## Task brief
Determine which lines contain the word "Химоя", then copy those lines.

## Record extracts
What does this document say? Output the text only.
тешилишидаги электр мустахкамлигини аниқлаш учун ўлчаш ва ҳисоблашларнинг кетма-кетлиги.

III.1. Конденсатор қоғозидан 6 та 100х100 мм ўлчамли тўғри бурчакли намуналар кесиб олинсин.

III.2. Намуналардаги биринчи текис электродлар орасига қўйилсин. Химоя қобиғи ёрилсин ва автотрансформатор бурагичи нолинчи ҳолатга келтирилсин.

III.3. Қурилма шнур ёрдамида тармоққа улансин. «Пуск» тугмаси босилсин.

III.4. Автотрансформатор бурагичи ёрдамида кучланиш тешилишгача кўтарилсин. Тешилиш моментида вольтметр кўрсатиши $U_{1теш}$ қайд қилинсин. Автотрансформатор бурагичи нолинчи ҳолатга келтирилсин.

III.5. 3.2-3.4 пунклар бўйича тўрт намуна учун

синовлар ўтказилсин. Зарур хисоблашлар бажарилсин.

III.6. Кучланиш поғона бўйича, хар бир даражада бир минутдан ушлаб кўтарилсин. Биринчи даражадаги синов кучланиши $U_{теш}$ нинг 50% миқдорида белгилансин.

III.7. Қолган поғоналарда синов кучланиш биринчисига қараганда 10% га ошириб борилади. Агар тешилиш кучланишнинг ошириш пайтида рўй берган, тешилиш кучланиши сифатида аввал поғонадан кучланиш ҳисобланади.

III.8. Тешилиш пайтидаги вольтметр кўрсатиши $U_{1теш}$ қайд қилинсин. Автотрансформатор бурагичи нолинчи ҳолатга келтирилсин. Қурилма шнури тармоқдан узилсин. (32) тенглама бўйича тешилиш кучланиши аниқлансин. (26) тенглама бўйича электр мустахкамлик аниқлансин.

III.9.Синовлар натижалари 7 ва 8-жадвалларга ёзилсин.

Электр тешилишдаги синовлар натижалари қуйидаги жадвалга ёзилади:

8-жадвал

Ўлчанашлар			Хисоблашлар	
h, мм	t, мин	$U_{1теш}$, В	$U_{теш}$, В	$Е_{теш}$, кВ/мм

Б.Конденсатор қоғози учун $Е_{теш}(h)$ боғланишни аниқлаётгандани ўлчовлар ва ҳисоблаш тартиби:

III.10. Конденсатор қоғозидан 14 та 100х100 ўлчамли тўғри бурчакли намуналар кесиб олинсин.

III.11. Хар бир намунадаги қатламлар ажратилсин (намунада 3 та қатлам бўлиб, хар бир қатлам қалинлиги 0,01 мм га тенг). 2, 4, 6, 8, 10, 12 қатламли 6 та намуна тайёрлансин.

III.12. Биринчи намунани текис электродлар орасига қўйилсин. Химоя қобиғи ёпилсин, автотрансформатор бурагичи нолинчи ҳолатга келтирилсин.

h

## Final result
III.2. Намуналардаги биринчи текис электродлар орасига қўйилсин. Химоя қобиғи ёрилсин ва автотрансформатор бурагичи нолинчи ҳолатга келтирилсин.
III.12. Биринчи намунани текис электродлар орасига қўйилсин. Химоя қобиғи ёпилсин, автотрансформатор бурагичи нолинчи ҳолатга келтирилсин.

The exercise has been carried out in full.